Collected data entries
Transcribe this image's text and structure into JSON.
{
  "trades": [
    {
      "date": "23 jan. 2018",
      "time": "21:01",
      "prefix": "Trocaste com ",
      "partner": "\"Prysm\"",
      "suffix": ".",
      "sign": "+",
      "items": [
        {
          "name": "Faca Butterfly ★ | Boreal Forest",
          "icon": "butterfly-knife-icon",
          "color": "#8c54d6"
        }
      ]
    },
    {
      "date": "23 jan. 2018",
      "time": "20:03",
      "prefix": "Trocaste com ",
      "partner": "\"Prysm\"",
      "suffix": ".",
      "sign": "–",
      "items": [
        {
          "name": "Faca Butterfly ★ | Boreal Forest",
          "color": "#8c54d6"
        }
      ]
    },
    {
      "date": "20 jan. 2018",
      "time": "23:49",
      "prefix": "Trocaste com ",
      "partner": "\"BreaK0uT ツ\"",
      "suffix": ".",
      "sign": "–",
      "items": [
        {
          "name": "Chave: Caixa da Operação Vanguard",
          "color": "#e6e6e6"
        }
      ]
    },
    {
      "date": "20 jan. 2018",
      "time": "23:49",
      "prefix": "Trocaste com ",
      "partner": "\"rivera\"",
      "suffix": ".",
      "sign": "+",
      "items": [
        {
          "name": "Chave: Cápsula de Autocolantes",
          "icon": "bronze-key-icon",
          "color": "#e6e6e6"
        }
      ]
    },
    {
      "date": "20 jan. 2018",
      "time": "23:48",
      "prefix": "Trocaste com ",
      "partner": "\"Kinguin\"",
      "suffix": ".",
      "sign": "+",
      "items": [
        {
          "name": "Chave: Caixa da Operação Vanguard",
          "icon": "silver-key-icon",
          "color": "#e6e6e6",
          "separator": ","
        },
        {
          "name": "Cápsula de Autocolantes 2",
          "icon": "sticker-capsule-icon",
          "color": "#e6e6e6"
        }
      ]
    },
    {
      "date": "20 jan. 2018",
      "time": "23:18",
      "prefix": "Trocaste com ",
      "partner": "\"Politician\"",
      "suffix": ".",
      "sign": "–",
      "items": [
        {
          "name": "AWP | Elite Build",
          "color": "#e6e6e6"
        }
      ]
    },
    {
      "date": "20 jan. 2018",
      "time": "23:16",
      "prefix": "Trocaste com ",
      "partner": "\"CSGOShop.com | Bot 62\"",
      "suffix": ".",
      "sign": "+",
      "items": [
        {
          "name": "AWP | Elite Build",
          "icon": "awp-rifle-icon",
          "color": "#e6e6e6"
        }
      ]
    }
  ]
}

▶ _Challenge_
Working from the listing above, pick out every line that has "partner" and copy it.

▶ _Answer_
      "partner": "\"Prysm\"",
      "partner": "\"Prysm\"",
      "partner": "\"BreaK0uT ツ\"",
      "partner": "\"rivera\"",
      "partner": "\"Kinguin\"",
      "partner": "\"Politician\"",
      "partner": "\"CSGOShop.com | Bot 62\"",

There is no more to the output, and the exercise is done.